#### THE PROBLEM
Repeat the records below exactly, leaving out any pictures.

********************

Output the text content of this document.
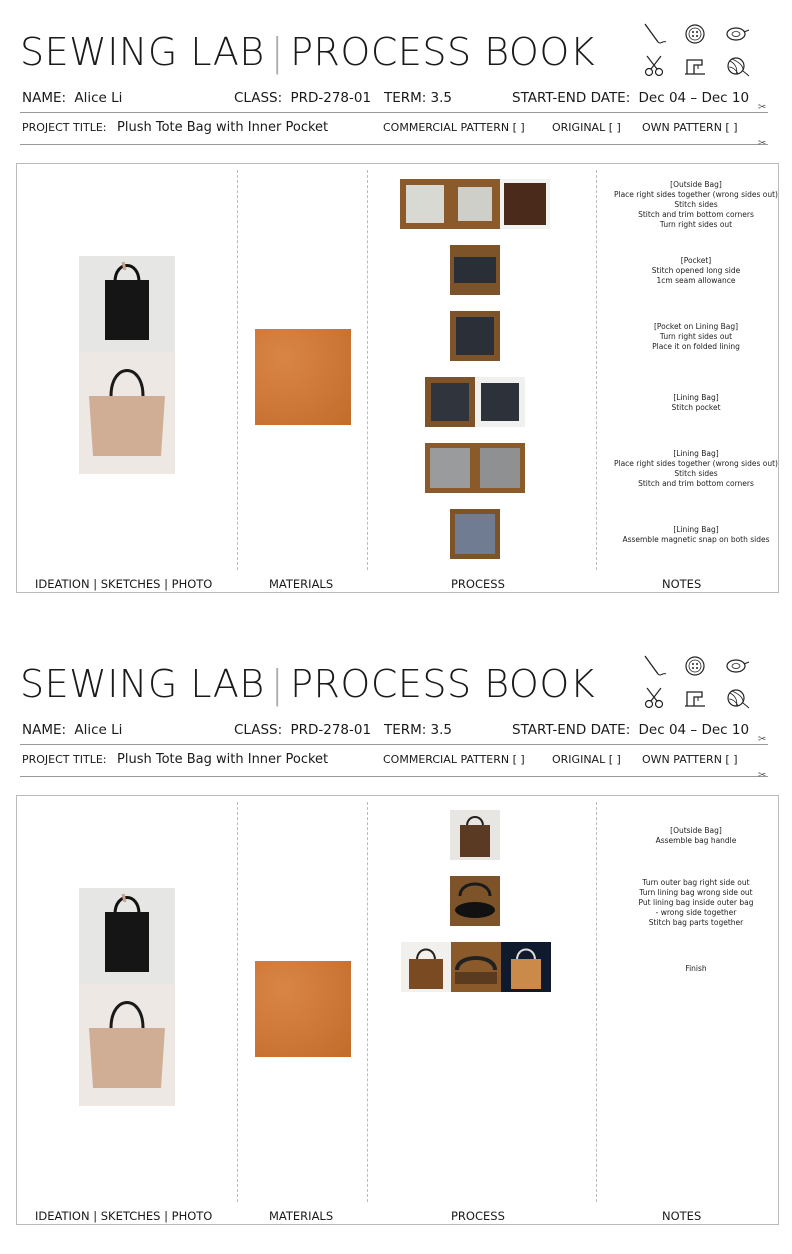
SEWING LAB | PROCESS BOOK
NAME: Alice Li	CLASS: PRD-278-01 TERM: 3.5	START-END DATE: Dec 04 – Dec 10
✂
PROJECT TITLE: Plush Tote Bag with Inner Pocket	COMMERCIAL PATTERN [ ] ORIGINAL [ ] OWN PATTERN [ ]
✂
[Outside Bag]
Place right sides together (wrong sides out)
Stitch sides
Stitch and trim bottom corners
Turn right sides out
[Pocket]
Stitch opened long side
1cm seam allowance
[Pocket on Lining Bag]
Turn right sides out
Place it on folded lining
[Lining Bag]
Stitch pocket
[Lining Bag]
Place right sides together (wrong sides out)
Stitch sides
Stitch and trim bottom corners
[Lining Bag]
Assemble magnetic snap on both sides
IDEATION | SKETCHES | PHOTO	MATERIALS	PROCESS	NOTES
SEWING LAB | PROCESS BOOK
NAME: Alice Li	CLASS: PRD-278-01 TERM: 3.5	START-END DATE: Dec 04 – Dec 10
✂
PROJECT TITLE: Plush Tote Bag with Inner Pocket	COMMERCIAL PATTERN [ ] ORIGINAL [ ] OWN PATTERN [ ]
✂
[Outside Bag]
Assemble bag handle
Turn outer bag right side out
Turn lining bag wrong side out
Put lining bag inside outer bag
- wrong side together
Stitch bag parts together
Finish
IDEATION | SKETCHES | PHOTO	MATERIALS	PROCESS	NOTES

********************

#### OUTPUT FOR THIS TASK
Output the text content of this document.
SEWING LAB | PROCESS BOOK
NAME: Alice Li	CLASS: PRD-278-01 TERM: 3.5	START-END DATE: Dec 04 – Dec 10
✂
PROJECT TITLE: Plush Tote Bag with Inner Pocket	COMMERCIAL PATTERN [ ] ORIGINAL [ ] OWN PATTERN [ ]
✂
[Outside Bag]
Place right sides together (wrong sides out)
Stitch sides
Stitch and trim bottom corners
Turn right sides out
[Pocket]
Stitch opened long side
1cm seam allowance
[Pocket on Lining Bag]
Turn right sides out
Place it on folded lining
[Lining Bag]
Stitch pocket
[Lining Bag]
Place right sides together (wrong sides out)
Stitch sides
Stitch and trim bottom corners
[Lining Bag]
Assemble magnetic snap on both sides
IDEATION | SKETCHES | PHOTO	MATERIALS	PROCESS	NOTES
SEWING LAB | PROCESS BOOK
NAME: Alice Li	CLASS: PRD-278-01 TERM: 3.5	START-END DATE: Dec 04 – Dec 10
✂
PROJECT TITLE: Plush Tote Bag with Inner Pocket	COMMERCIAL PATTERN [ ] ORIGINAL [ ] OWN PATTERN [ ]
✂
[Outside Bag]
Assemble bag handle
Turn outer bag right side out
Turn lining bag wrong side out
Put lining bag inside outer bag
- wrong side together
Stitch bag parts together
Finish
IDEATION | SKETCHES | PHOTO	MATERIALS	PROCESS	NOTES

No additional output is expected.